[START]

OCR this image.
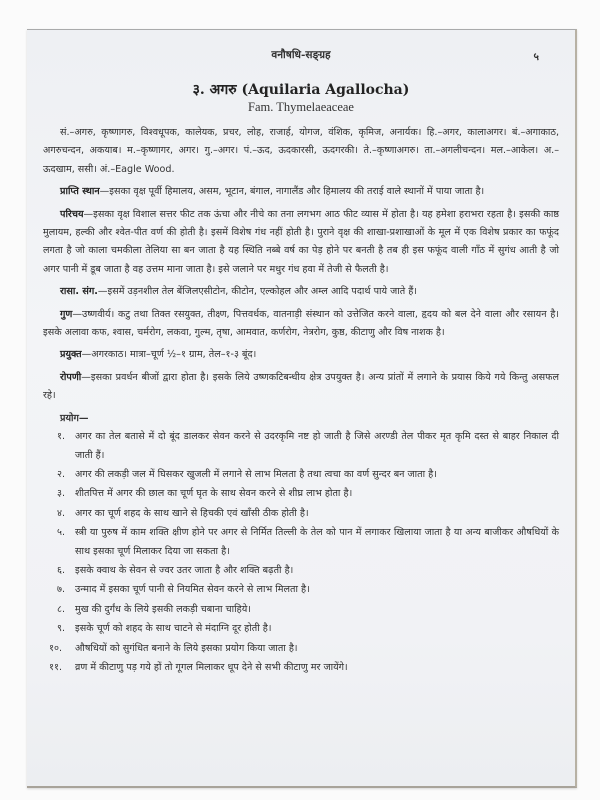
वनौषधि-सङ्ग्रह	५
३. अगरु (Aquilaria Agallocha)
Fam. Thymelaeaceae

सं.–अगरु, कृष्णागरु, विश्वधूपक, कालेयक, प्रचर, लोह, राजार्ह, योगज, वंशिक, कृमिज, अनार्यक। हि.–अगर, कालाअगर। बं.–अगाकाठ, अगरुचन्दन, अकयाब। म.–कृष्णागर, अगर। गु.–अगर। पं.–ऊद, ऊदकारसी, ऊदगरकी। ते.–कृष्णाअगरु। ता.–अगलीचन्दन। मल.–आकेल। अ.–ऊदखाम, ससी। अं.–Eagle Wood.

प्राप्ति स्थान—इसका वृक्ष पूर्वी हिमालय, असम, भूटान, बंगाल, नागालैंड और हिमालय की तराई वाले स्थानों में पाया जाता है।

परिचय—इसका वृक्ष विशाल सत्तर फीट तक ऊंचा और नीचे का तना लगभग आठ फीट व्यास में होता है। यह हमेशा हराभरा रहता है। इसकी काष्ठ मुलायम, हल्की और श्वेत-पीत वर्ण की होती है। इसमें विशेष गंध नहीं होती है। पुराने वृक्ष की शाखा-प्रशाखाओं के मूल में एक विशेष प्रकार का फफूंद लगता है जो काला चमकीला तेलिया सा बन जाता है यह स्थिति नब्बे वर्ष का पेड़ होने पर बनती है तब ही इस फफूंद वाली गाँठ में सुगंध आती है जो अगर पानी में डूब जाता है वह उत्तम माना जाता है। इसे जलाने पर मधुर गंध हवा में तेजी से फैलती है।

रासा. संग.—इसमें उड़नशील तेल बेंजिलएसीटोन, कीटोन, एल्कोहल और अम्ल आदि पदार्थ पाये जाते हैं।

गुण—उष्णवीर्य। कटु तथा तिक्त रसयुक्त, तीक्ष्ण, पित्तवर्धक, वातनाड़ी संस्थान को उत्तेजित करने वाला, हृदय को बल देने वाला और रसायन है। इसके अलावा कफ, श्वास, चर्मरोग, लकवा, गुल्म, तृषा, आमवात, कर्णरोग, नेत्ररोग, कुष्ठ, कीटाणु और विष नाशक है।

प्रयुक्त—अगरकाठ। मात्रा–चूर्ण ½–१ ग्राम, तेल–१-३ बूंद।

रोपणी—इसका प्रवर्धन बीजों द्वारा होता है। इसके लिये उष्णकटिबन्धीय क्षेत्र उपयुक्त है। अन्य प्रांतों में लगाने के प्रयास किये गये किन्तु असफल रहे।

प्रयोग—
१. अगर का तेल बतासे में दो बूंद डालकर सेवन करने से उदरकृमि नष्ट हो जाती है जिसे अरण्डी तेल पीकर मृत कृमि दस्त से बाहर निकाल दी जाती हैं।
२. अगर की लकड़ी जल में घिसकर खुजली में लगाने से लाभ मिलता है तथा त्वचा का वर्ण सुन्दर बन जाता है।
३. शीतपित्त में अगर की छाल का चूर्ण घृत के साथ सेवन करने से शीघ्र लाभ होता है।
४. अगर का चूर्ण शहद के साथ खाने से हिचकी एवं खाँसी ठीक होती है।
५. स्त्री या पुरुष में काम शक्ति क्षीण होने पर अगर से निर्मित तिल्ली के तेल को पान में लगाकर खिलाया जाता है या अन्य बाजीकर औषधियों के साथ इसका चूर्ण मिलाकर दिया जा सकता है।
६. इसके क्वाथ के सेवन से ज्वर उतर जाता है और शक्ति बढ़ती है।
७. उन्माद में इसका चूर्ण पानी से नियमित सेवन करने से लाभ मिलता है।
८. मुख की दुर्गंध के लिये इसकी लकड़ी चबाना चाहिये।
९. इसके चूर्ण को शहद के साथ चाटने से मंदाग्नि दूर होती है।
१०. औषधियों को सुगंधित बनाने के लिये इसका प्रयोग किया जाता है।
११. व्रण में कीटाणु पड़ गये हों तो गूगल मिलाकर धूप देने से सभी कीटाणु मर जायेंगे।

[END]

Task requirements
Each record above should come back exactly the same, only without its pictures.

Exercise answer
OCR this image.
वनौषधि-सङ्ग्रह	५
३. अगरु (Aquilaria Agallocha)
Fam. Thymelaeaceae

सं.–अगरु, कृष्णागरु, विश्वधूपक, कालेयक, प्रचर, लोह, राजार्ह, योगज, वंशिक, कृमिज, अनार्यक। हि.–अगर, कालाअगर। बं.–अगाकाठ, अगरुचन्दन, अकयाब। म.–कृष्णागर, अगर। गु.–अगर। पं.–ऊद, ऊदकारसी, ऊदगरकी। ते.–कृष्णाअगरु। ता.–अगलीचन्दन। मल.–आकेल। अ.–ऊदखाम, ससी। अं.–Eagle Wood.

प्राप्ति स्थान—इसका वृक्ष पूर्वी हिमालय, असम, भूटान, बंगाल, नागालैंड और हिमालय की तराई वाले स्थानों में पाया जाता है।

परिचय—इसका वृक्ष विशाल सत्तर फीट तक ऊंचा और नीचे का तना लगभग आठ फीट व्यास में होता है। यह हमेशा हराभरा रहता है। इसकी काष्ठ मुलायम, हल्की और श्वेत-पीत वर्ण की होती है। इसमें विशेष गंध नहीं होती है। पुराने वृक्ष की शाखा-प्रशाखाओं के मूल में एक विशेष प्रकार का फफूंद लगता है जो काला चमकीला तेलिया सा बन जाता है यह स्थिति नब्बे वर्ष का पेड़ होने पर बनती है तब ही इस फफूंद वाली गाँठ में सुगंध आती है जो अगर पानी में डूब जाता है वह उत्तम माना जाता है। इसे जलाने पर मधुर गंध हवा में तेजी से फैलती है।

रासा. संग.—इसमें उड़नशील तेल बेंजिलएसीटोन, कीटोन, एल्कोहल और अम्ल आदि पदार्थ पाये जाते हैं।

गुण—उष्णवीर्य। कटु तथा तिक्त रसयुक्त, तीक्ष्ण, पित्तवर्धक, वातनाड़ी संस्थान को उत्तेजित करने वाला, हृदय को बल देने वाला और रसायन है। इसके अलावा कफ, श्वास, चर्मरोग, लकवा, गुल्म, तृषा, आमवात, कर्णरोग, नेत्ररोग, कुष्ठ, कीटाणु और विष नाशक है।

प्रयुक्त—अगरकाठ। मात्रा–चूर्ण ½–१ ग्राम, तेल–१-३ बूंद।

रोपणी—इसका प्रवर्धन बीजों द्वारा होता है। इसके लिये उष्णकटिबन्धीय क्षेत्र उपयुक्त है। अन्य प्रांतों में लगाने के प्रयास किये गये किन्तु असफल रहे।

प्रयोग—
१. अगर का तेल बतासे में दो बूंद डालकर सेवन करने से उदरकृमि नष्ट हो जाती है जिसे अरण्डी तेल पीकर मृत कृमि दस्त से बाहर निकाल दी जाती हैं।
२. अगर की लकड़ी जल में घिसकर खुजली में लगाने से लाभ मिलता है तथा त्वचा का वर्ण सुन्दर बन जाता है।
३. शीतपित्त में अगर की छाल का चूर्ण घृत के साथ सेवन करने से शीघ्र लाभ होता है।
४. अगर का चूर्ण शहद के साथ खाने से हिचकी एवं खाँसी ठीक होती है।
५. स्त्री या पुरुष में काम शक्ति क्षीण होने पर अगर से निर्मित तिल्ली के तेल को पान में लगाकर खिलाया जाता है या अन्य बाजीकर औषधियों के साथ इसका चूर्ण मिलाकर दिया जा सकता है।
६. इसके क्वाथ के सेवन से ज्वर उतर जाता है और शक्ति बढ़ती है।
७. उन्माद में इसका चूर्ण पानी से नियमित सेवन करने से लाभ मिलता है।
८. मुख की दुर्गंध के लिये इसकी लकड़ी चबाना चाहिये।
९. इसके चूर्ण को शहद के साथ चाटने से मंदाग्नि दूर होती है।
१०. औषधियों को सुगंधित बनाने के लिये इसका प्रयोग किया जाता है।
११. व्रण में कीटाणु पड़ गये हों तो गूगल मिलाकर धूप देने से सभी कीटाणु मर जायेंगे।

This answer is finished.